**GIVEN EXERCISE:** Give the number of lines that hold the string "search". Nothing else is needed.

──────── TASK INPUT ────────

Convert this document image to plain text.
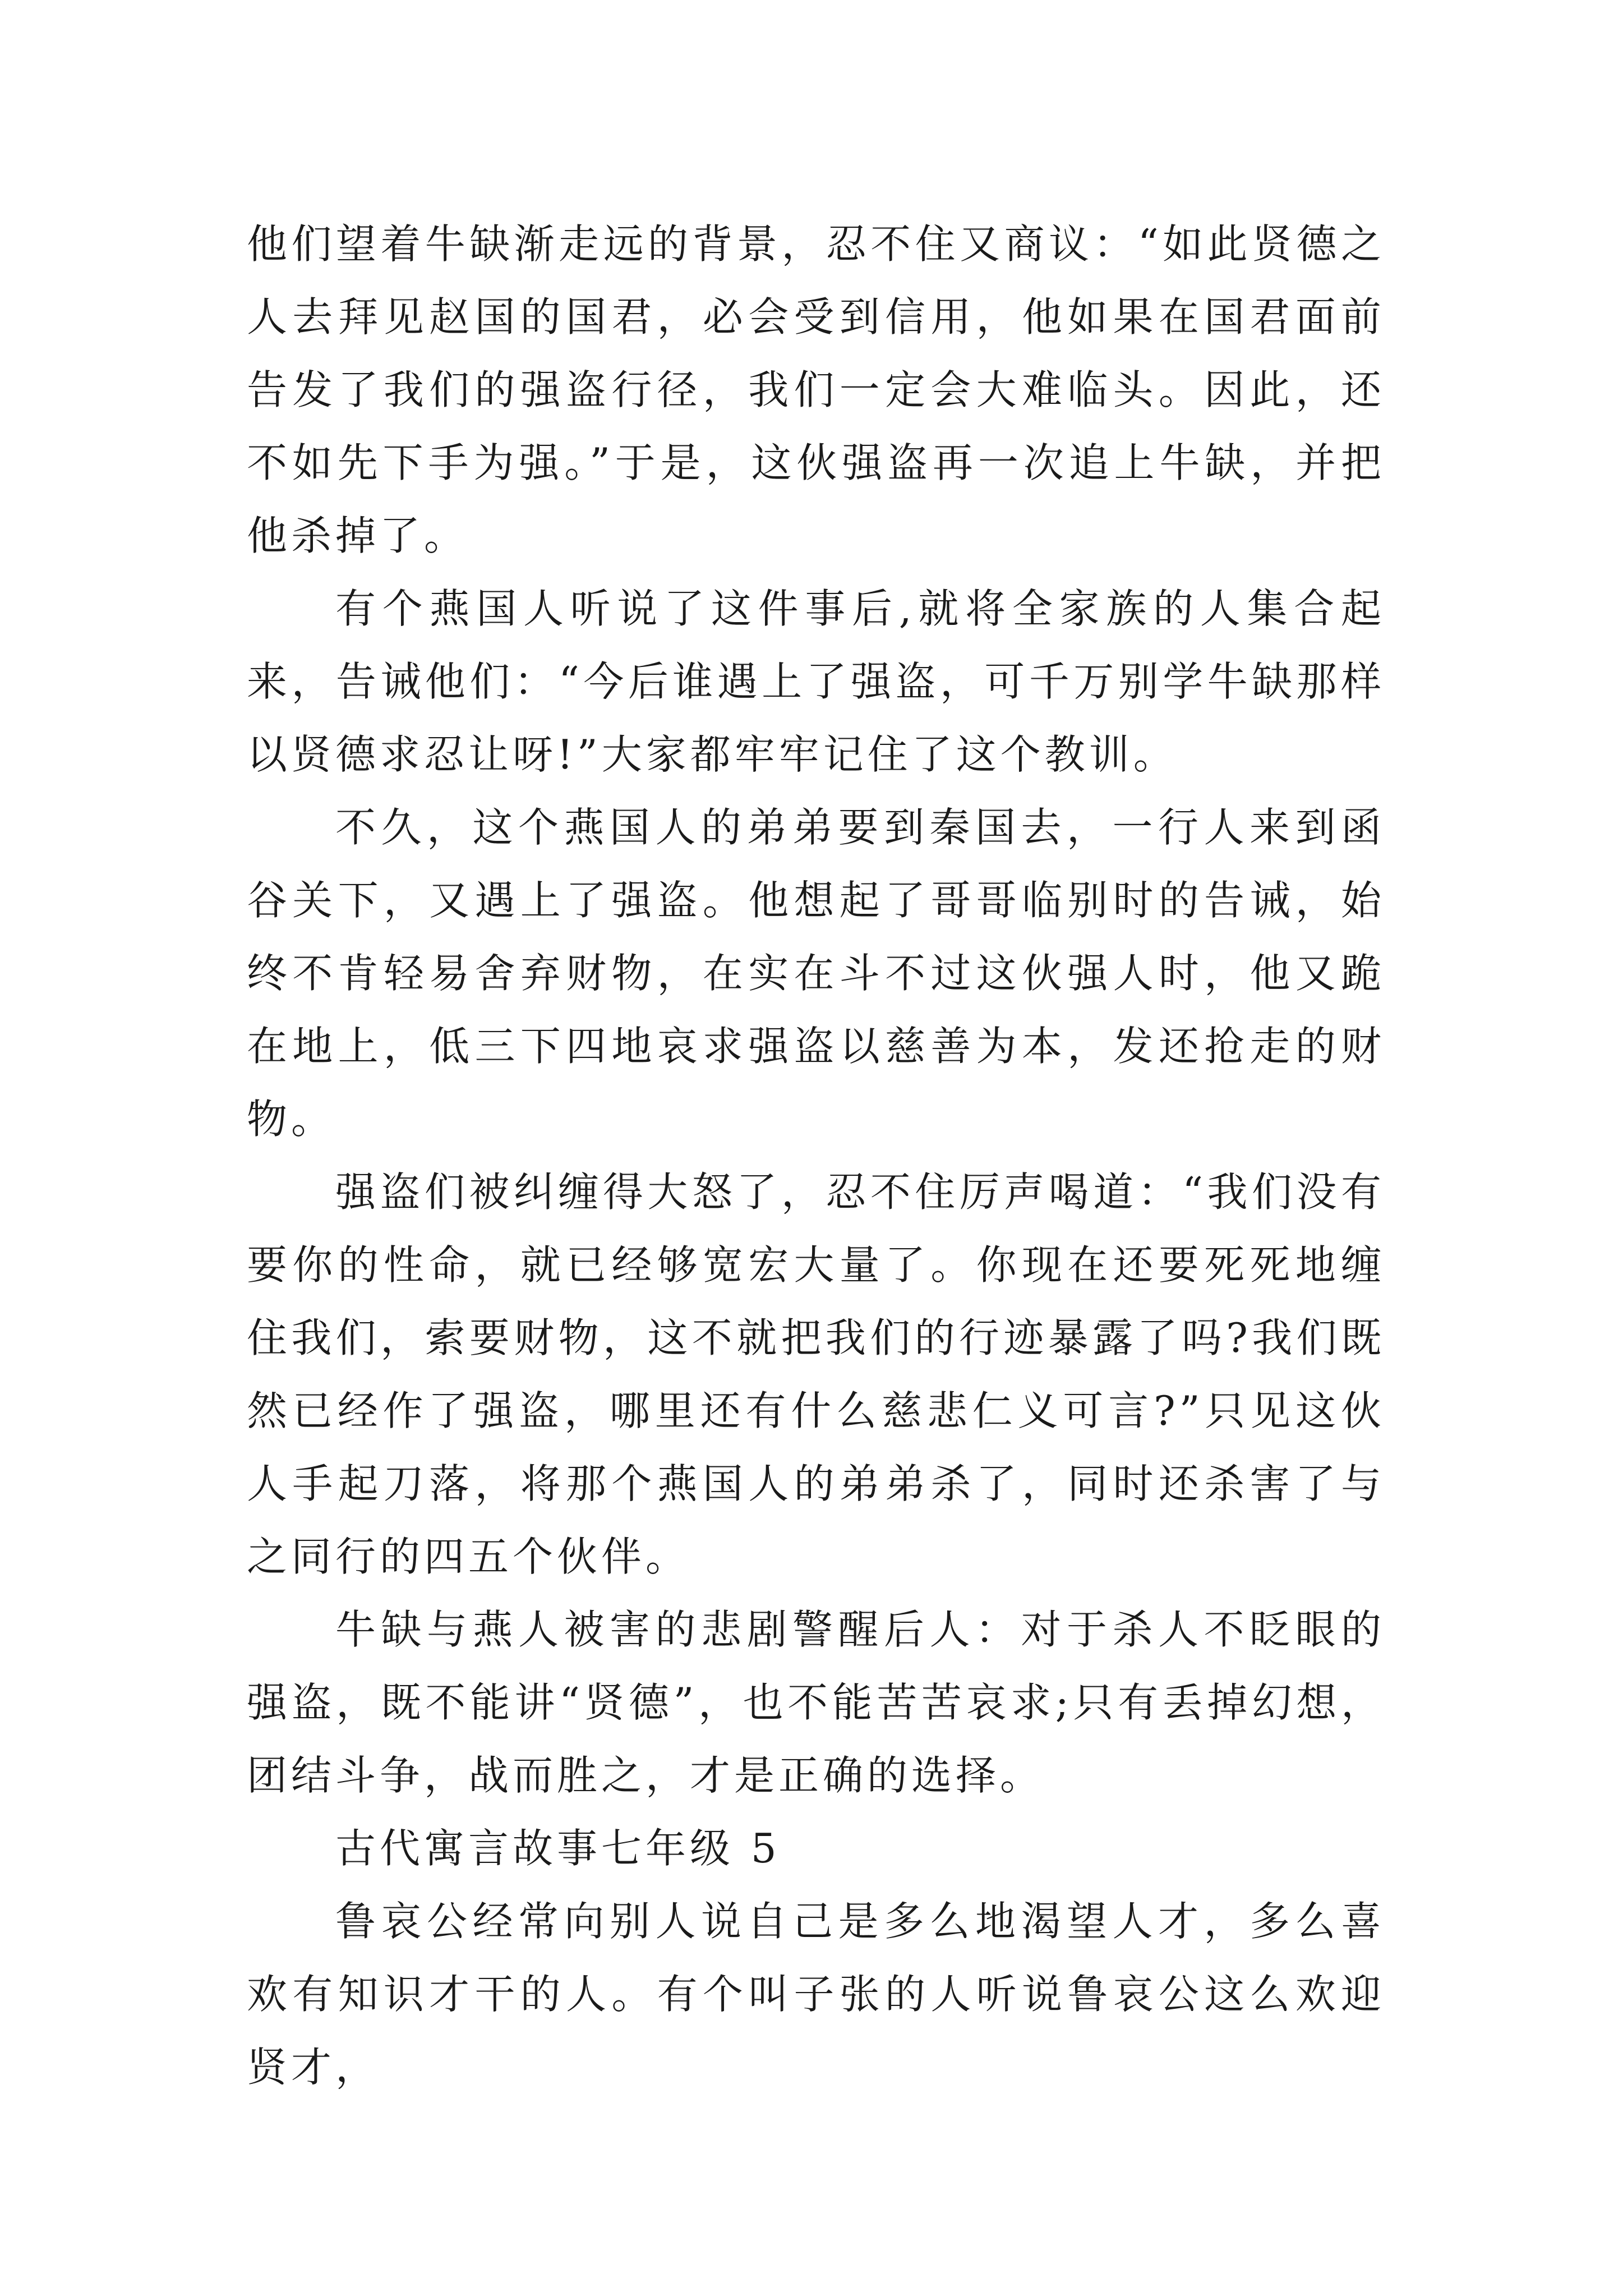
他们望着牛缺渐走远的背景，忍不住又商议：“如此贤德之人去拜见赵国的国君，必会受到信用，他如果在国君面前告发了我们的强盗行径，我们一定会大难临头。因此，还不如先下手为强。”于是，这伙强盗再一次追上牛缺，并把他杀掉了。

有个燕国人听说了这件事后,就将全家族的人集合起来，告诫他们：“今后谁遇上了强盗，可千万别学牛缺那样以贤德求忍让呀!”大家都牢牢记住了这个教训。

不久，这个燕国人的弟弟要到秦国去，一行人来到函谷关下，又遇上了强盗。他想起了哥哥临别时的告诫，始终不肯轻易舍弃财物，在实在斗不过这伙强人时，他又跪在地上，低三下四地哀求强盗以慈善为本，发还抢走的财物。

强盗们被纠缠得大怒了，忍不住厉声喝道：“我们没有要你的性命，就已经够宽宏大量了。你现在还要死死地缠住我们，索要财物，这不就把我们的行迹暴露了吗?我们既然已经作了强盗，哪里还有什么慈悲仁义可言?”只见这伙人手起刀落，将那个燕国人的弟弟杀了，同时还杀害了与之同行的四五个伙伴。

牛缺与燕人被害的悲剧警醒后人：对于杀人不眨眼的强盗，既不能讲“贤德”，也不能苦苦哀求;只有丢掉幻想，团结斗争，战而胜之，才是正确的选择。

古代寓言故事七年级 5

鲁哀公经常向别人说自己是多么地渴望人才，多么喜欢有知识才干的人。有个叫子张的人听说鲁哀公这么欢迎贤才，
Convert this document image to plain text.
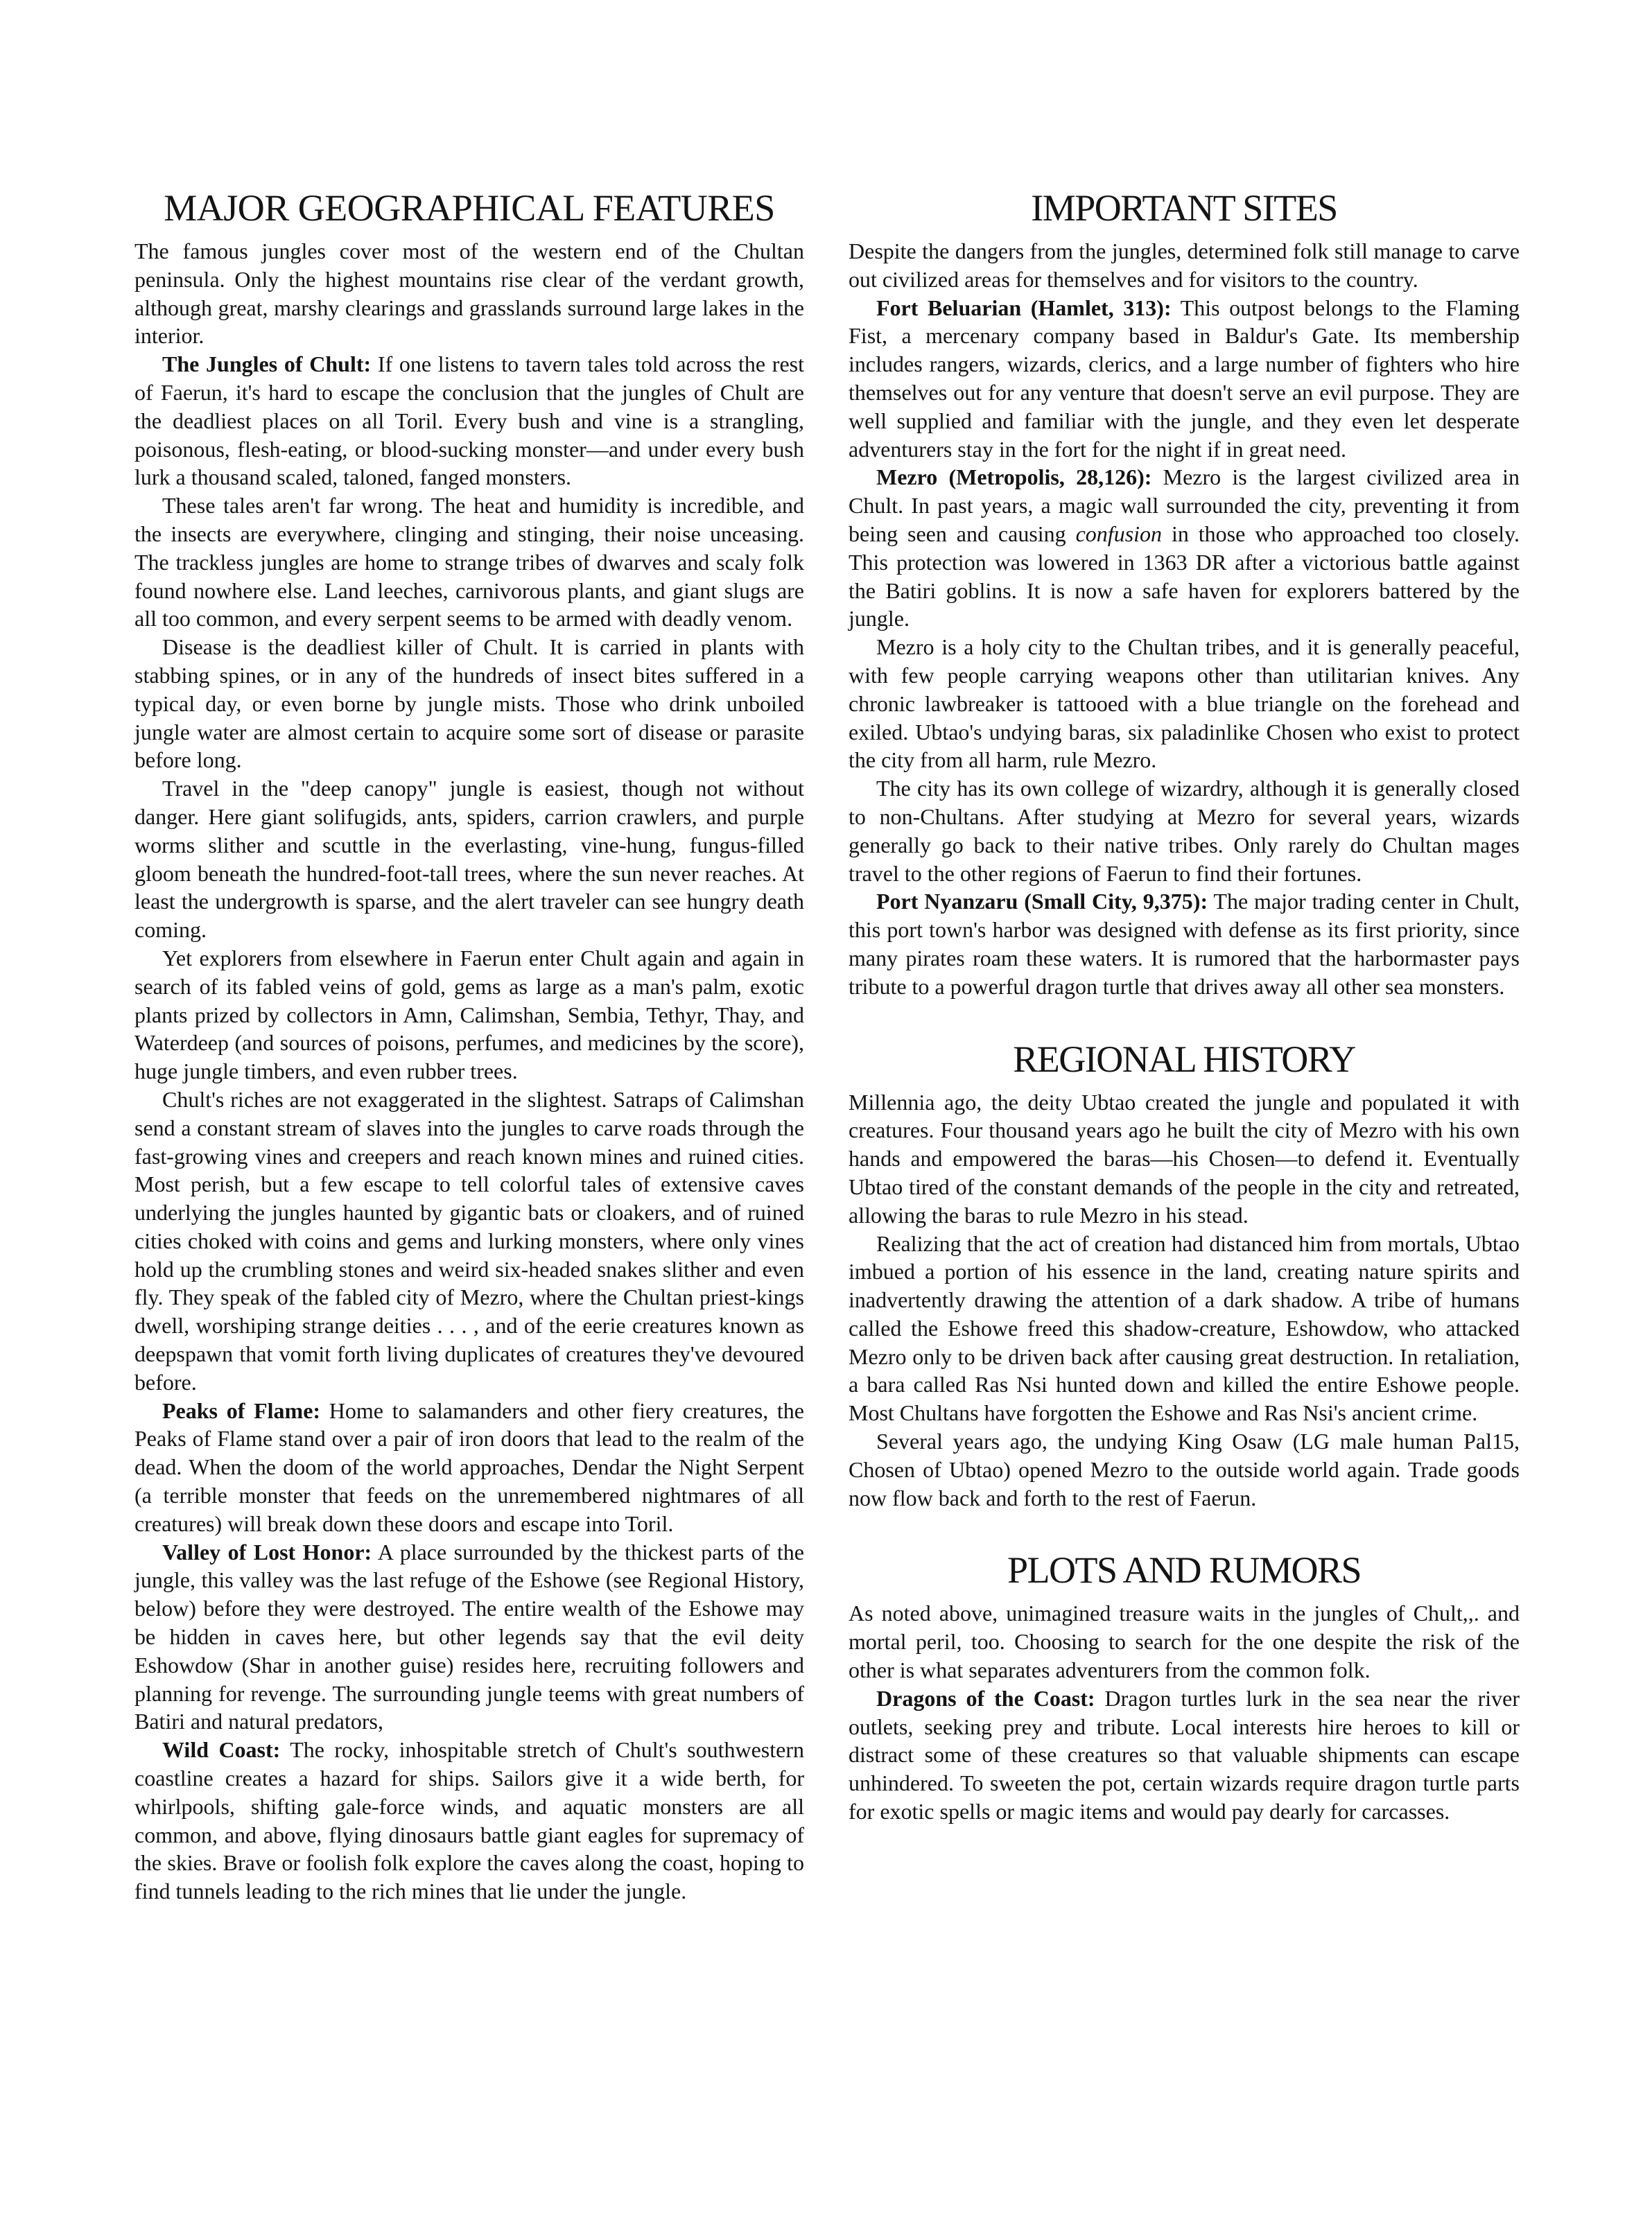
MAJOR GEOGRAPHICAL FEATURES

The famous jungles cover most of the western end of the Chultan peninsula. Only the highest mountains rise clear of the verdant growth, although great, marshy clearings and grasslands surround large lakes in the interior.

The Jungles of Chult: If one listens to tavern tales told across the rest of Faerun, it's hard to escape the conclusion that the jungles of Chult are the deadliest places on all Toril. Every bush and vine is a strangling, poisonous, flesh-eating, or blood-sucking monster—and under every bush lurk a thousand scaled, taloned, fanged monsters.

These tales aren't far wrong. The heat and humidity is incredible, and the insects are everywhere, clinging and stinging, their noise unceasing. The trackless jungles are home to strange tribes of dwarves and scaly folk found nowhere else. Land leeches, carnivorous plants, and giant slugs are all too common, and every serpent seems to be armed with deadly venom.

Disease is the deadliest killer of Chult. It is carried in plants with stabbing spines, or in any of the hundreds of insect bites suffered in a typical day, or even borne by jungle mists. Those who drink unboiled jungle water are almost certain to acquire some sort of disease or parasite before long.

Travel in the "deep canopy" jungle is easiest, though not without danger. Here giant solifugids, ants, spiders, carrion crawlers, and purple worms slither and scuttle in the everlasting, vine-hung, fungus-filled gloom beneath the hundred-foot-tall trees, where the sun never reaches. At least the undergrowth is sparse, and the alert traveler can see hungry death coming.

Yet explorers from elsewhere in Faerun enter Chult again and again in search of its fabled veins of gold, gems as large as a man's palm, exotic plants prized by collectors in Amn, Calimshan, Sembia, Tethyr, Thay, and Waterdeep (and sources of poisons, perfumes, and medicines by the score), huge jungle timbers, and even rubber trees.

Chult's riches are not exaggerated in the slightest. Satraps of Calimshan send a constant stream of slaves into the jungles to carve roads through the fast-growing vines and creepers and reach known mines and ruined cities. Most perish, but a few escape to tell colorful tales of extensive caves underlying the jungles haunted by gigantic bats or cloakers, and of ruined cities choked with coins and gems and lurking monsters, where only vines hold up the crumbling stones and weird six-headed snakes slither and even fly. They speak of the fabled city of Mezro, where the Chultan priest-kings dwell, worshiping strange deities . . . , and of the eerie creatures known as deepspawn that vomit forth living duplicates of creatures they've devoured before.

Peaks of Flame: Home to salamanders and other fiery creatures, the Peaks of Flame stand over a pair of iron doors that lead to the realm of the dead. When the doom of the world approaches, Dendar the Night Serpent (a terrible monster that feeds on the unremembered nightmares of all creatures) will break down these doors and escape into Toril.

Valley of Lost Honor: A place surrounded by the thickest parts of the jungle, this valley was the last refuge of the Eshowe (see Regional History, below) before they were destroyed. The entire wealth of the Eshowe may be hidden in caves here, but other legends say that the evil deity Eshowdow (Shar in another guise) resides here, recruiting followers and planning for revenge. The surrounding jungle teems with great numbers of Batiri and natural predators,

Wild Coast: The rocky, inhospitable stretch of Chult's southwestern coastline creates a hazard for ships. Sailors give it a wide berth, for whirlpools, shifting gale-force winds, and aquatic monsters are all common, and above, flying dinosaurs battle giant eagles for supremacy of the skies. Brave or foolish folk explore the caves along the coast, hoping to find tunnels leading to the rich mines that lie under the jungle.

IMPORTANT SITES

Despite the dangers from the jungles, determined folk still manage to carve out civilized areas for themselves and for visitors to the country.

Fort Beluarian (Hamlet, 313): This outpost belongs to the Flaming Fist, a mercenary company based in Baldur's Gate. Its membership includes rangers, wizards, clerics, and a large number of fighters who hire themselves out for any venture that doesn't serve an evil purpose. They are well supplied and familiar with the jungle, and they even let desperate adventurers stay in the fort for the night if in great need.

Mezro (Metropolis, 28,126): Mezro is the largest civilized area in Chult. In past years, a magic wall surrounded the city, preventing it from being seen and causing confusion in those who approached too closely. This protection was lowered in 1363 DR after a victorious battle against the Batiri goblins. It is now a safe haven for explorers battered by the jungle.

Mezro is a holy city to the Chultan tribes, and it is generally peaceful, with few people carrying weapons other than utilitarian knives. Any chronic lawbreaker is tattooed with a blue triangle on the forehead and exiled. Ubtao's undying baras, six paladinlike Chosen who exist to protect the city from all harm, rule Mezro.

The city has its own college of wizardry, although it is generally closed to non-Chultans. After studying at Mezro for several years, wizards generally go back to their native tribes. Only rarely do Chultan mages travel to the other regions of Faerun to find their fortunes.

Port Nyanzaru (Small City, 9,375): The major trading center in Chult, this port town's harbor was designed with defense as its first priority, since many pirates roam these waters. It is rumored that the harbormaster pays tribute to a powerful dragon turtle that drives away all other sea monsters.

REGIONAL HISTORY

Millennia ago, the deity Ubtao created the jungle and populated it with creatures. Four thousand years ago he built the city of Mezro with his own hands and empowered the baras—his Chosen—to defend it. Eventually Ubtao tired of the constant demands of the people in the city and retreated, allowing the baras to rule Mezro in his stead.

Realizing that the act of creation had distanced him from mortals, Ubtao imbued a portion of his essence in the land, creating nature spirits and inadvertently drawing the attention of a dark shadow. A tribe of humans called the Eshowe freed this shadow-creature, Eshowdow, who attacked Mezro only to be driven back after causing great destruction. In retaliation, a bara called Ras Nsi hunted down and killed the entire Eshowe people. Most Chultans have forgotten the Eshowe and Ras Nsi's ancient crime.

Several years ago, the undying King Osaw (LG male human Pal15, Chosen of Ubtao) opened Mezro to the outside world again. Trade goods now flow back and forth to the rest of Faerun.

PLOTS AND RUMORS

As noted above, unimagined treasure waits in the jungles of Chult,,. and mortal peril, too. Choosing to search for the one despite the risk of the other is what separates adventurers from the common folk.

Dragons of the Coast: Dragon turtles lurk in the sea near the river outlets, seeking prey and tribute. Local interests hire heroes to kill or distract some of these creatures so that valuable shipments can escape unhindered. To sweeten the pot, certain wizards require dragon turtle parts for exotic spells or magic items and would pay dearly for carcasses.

────────

**FULL RESPONSE:** 2